Layout element annotations
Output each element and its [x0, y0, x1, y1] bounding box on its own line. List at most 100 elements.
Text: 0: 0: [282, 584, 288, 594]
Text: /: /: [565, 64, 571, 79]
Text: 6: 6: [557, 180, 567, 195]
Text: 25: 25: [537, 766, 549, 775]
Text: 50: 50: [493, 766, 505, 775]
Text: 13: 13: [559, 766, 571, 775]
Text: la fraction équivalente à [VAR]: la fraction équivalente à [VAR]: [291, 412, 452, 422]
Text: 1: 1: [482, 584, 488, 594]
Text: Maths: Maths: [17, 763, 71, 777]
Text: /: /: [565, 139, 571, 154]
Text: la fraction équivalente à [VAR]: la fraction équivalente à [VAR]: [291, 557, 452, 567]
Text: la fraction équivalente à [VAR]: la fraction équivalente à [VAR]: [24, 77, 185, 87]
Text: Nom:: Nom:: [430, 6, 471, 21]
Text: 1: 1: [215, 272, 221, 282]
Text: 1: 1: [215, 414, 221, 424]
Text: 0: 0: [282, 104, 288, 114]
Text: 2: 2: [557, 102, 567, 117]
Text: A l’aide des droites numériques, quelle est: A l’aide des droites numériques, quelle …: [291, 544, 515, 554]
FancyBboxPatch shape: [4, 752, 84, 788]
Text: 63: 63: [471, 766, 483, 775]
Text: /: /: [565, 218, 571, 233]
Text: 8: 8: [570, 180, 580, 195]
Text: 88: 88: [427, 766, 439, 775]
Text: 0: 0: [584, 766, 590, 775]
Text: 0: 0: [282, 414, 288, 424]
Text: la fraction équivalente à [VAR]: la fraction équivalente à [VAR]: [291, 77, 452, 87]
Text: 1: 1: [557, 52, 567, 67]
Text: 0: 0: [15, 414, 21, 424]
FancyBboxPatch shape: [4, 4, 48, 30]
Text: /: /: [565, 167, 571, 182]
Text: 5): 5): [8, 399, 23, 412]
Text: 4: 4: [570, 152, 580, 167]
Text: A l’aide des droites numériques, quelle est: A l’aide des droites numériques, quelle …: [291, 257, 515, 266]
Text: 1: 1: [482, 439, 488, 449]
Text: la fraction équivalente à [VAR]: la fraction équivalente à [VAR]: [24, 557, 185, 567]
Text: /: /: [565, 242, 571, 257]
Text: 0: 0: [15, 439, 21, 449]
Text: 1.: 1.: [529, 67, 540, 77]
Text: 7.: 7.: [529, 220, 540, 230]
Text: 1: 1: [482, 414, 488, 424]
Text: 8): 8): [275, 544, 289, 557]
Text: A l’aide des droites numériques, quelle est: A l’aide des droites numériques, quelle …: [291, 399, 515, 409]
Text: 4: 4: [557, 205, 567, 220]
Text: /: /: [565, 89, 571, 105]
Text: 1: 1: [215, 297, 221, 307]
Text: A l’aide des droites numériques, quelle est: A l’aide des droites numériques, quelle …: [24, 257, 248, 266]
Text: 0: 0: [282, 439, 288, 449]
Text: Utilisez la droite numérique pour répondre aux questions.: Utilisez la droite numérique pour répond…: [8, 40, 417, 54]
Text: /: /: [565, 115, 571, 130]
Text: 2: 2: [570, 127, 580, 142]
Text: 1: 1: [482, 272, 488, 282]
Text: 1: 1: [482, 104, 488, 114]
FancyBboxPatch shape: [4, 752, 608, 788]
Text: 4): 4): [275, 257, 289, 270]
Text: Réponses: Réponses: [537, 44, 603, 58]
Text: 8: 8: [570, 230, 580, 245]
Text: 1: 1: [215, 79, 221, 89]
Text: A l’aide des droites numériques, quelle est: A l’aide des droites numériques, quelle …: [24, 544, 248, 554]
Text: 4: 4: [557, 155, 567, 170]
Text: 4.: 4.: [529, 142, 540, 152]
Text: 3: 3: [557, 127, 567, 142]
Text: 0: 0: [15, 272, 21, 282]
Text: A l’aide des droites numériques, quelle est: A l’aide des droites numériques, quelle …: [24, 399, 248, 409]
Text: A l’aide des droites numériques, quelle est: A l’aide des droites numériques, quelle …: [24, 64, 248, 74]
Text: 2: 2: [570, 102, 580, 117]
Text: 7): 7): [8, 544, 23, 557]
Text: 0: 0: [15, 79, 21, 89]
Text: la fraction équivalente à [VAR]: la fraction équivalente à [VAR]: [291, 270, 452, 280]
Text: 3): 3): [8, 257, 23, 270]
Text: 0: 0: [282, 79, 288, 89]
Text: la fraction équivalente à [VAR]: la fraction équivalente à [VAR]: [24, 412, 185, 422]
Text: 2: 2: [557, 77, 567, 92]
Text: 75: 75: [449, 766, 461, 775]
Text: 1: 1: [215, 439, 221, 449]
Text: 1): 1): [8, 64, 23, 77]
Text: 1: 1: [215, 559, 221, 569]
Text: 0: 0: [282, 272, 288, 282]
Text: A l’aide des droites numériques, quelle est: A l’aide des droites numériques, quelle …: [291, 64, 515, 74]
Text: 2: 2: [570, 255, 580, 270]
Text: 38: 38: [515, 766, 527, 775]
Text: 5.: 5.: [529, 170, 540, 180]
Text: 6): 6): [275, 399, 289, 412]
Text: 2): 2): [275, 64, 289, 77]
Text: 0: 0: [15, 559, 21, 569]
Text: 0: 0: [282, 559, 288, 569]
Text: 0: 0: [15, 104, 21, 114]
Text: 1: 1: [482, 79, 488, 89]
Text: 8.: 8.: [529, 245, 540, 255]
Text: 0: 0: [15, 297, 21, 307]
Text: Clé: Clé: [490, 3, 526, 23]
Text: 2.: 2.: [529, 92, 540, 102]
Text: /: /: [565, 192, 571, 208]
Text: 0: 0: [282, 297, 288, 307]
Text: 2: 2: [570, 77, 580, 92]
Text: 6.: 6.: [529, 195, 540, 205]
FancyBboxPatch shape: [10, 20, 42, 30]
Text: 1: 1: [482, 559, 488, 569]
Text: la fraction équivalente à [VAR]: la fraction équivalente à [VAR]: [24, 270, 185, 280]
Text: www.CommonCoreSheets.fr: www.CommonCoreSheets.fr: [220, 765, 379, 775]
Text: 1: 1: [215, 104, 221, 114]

» What to produce
Please render each line of the listing above as a JSON list of strings, with one string per line and any blank lines left out.

» Problem solution
[
  "Output each element and its [x0, y0, x1, y1] bounding box on its own line. List at most 100 elements.",
  "Text: 0: 0: [282, 584, 288, 594]",
  "Text: /: /: [565, 64, 571, 79]",
  "Text: 6: 6: [557, 180, 567, 195]",
  "Text: 25: 25: [537, 766, 549, 775]",
  "Text: 50: 50: [493, 766, 505, 775]",
  "Text: 13: 13: [559, 766, 571, 775]",
  "Text: la fraction équivalente à [VAR]: la fraction équivalente à [VAR]: [291, 412, 452, 422]",
  "Text: 1: 1: [482, 584, 488, 594]",
  "Text: Maths: Maths: [17, 763, 71, 777]",
  "Text: /: /: [565, 139, 571, 154]",
  "Text: la fraction équivalente à [VAR]: la fraction équivalente à [VAR]: [291, 557, 452, 567]",
  "Text: la fraction équivalente à [VAR]: la fraction équivalente à [VAR]: [24, 77, 185, 87]",
  "Text: Nom:: Nom:: [430, 6, 471, 21]",
  "Text: 1: 1: [215, 272, 221, 282]",
  "Text: 1: 1: [215, 414, 221, 424]",
  "Text: 0: 0: [282, 104, 288, 114]",
  "Text: 2: 2: [557, 102, 567, 117]",
  "Text: A l’aide des droites numériques, quelle est: A l’aide des droites numériques, quelle …: [291, 544, 515, 554]",
  "FancyBboxPatch shape: [4, 752, 84, 788]",
  "Text: 63: 63: [471, 766, 483, 775]",
  "Text: /: /: [565, 218, 571, 233]",
  "Text: 8: 8: [570, 180, 580, 195]",
  "Text: 88: 88: [427, 766, 439, 775]",
  "Text: 0: 0: [584, 766, 590, 775]",
  "Text: 0: 0: [282, 414, 288, 424]",
  "Text: la fraction équivalente à [VAR]: la fraction équivalente à [VAR]: [291, 77, 452, 87]",
  "Text: 1: 1: [557, 52, 567, 67]",
  "Text: 0: 0: [15, 414, 21, 424]",
  "FancyBboxPatch shape: [4, 4, 48, 30]",
  "Text: /: /: [565, 167, 571, 182]",
  "Text: 5): 5): [8, 399, 23, 412]",
  "Text: 4: 4: [570, 152, 580, 167]",
  "Text: A l’aide des droites numériques, quelle est: A l’aide des droites numériques, quelle …: [291, 257, 515, 266]",
  "Text: 1: 1: [482, 439, 488, 449]",
  "Text: la fraction équivalente à [VAR]: la fraction équivalente à [VAR]: [24, 557, 185, 567]",
  "Text: /: /: [565, 242, 571, 257]",
  "Text: 0: 0: [15, 439, 21, 449]",
  "Text: 1.: 1.: [529, 67, 540, 77]",
  "Text: 7.: 7.: [529, 220, 540, 230]",
  "Text: 1: 1: [482, 414, 488, 424]",
  "Text: 8): 8): [275, 544, 289, 557]",
  "Text: A l’aide des droites numériques, quelle est: A l’aide des droites numériques, quelle …: [291, 399, 515, 409]",
  "Text: 4: 4: [557, 205, 567, 220]",
  "Text: /: /: [565, 89, 571, 105]",
  "Text: 1: 1: [215, 297, 221, 307]",
  "Text: A l’aide des droites numériques, quelle est: A l’aide des droites numériques, quelle …: [24, 257, 248, 266]",
  "Text: 0: 0: [282, 439, 288, 449]",
  "Text: Utilisez la droite numérique pour répondre aux questions.: Utilisez la droite numérique pour répond…: [8, 40, 417, 54]",
  "Text: /: /: [565, 115, 571, 130]",
  "Text: 2: 2: [570, 127, 580, 142]",
  "Text: 1: 1: [482, 272, 488, 282]",
  "Text: 1: 1: [482, 104, 488, 114]",
  "FancyBboxPatch shape: [4, 752, 608, 788]",
  "Text: 4): 4): [275, 257, 289, 270]",
  "Text: Réponses: Réponses: [537, 44, 603, 58]",
  "Text: 8: 8: [570, 230, 580, 245]",
  "Text: 1: 1: [215, 79, 221, 89]",
  "Text: A l’aide des droites numériques, quelle est: A l’aide des droites numériques, quelle …: [24, 544, 248, 554]",
  "Text: 4: 4: [557, 155, 567, 170]",
  "Text: 4.: 4.: [529, 142, 540, 152]",
  "Text: 3: 3: [557, 127, 567, 142]",
  "Text: 0: 0: [15, 272, 21, 282]",
  "Text: A l’aide des droites numériques, quelle est: A l’aide des droites numériques, quelle …: [24, 399, 248, 409]",
  "Text: A l’aide des droites numériques, quelle est: A l’aide des droites numériques, quelle …: [24, 64, 248, 74]",
  "Text: 2: 2: [570, 102, 580, 117]",
  "Text: 7): 7): [8, 544, 23, 557]",
  "Text: 0: 0: [15, 79, 21, 89]",
  "Text: la fraction équivalente à [VAR]: la fraction équivalente à [VAR]: [291, 270, 452, 280]",
  "Text: 3): 3): [8, 257, 23, 270]",
  "Text: 0: 0: [282, 79, 288, 89]",
  "Text: la fraction équivalente à [VAR]: la fraction équivalente à [VAR]: [24, 412, 185, 422]",
  "Text: 2: 2: [557, 77, 567, 92]",
  "Text: 75: 75: [449, 766, 461, 775]",
  "Text: 1: 1: [215, 439, 221, 449]",
  "Text: 1): 1): [8, 64, 23, 77]",
  "Text: 1: 1: [215, 559, 221, 569]",
  "Text: 0: 0: [282, 272, 288, 282]",
  "Text: A l’aide des droites numériques, quelle est: A l’aide des droites numériques, quelle …: [291, 64, 515, 74]",
  "Text: 2: 2: [570, 255, 580, 270]",
  "Text: 38: 38: [515, 766, 527, 775]",
  "Text: 5.: 5.: [529, 170, 540, 180]",
  "Text: 6): 6): [275, 399, 289, 412]",
  "Text: 2): 2): [275, 64, 289, 77]",
  "Text: 0: 0: [15, 559, 21, 569]",
  "Text: 0: 0: [282, 559, 288, 569]",
  "Text: 0: 0: [15, 104, 21, 114]",
  "Text: 1: 1: [482, 79, 488, 89]",
  "Text: 8.: 8.: [529, 245, 540, 255]",
  "Text: 0: 0: [15, 297, 21, 307]",
  "Text: Clé: Clé: [490, 3, 526, 23]",
  "Text: 2.: 2.: [529, 92, 540, 102]",
  "Text: /: /: [565, 192, 571, 208]",
  "Text: 0: 0: [282, 297, 288, 307]",
  "Text: 2: 2: [570, 77, 580, 92]",
  "Text: 6.: 6.: [529, 195, 540, 205]",
  "FancyBboxPatch shape: [10, 20, 42, 30]",
  "Text: 1: 1: [482, 559, 488, 569]",
  "Text: la fraction équivalente à [VAR]: la fraction équivalente à [VAR]: [24, 270, 185, 280]",
  "Text: www.CommonCoreSheets.fr: www.CommonCoreSheets.fr: [220, 765, 379, 775]",
  "Text: 1: 1: [215, 104, 221, 114]"
]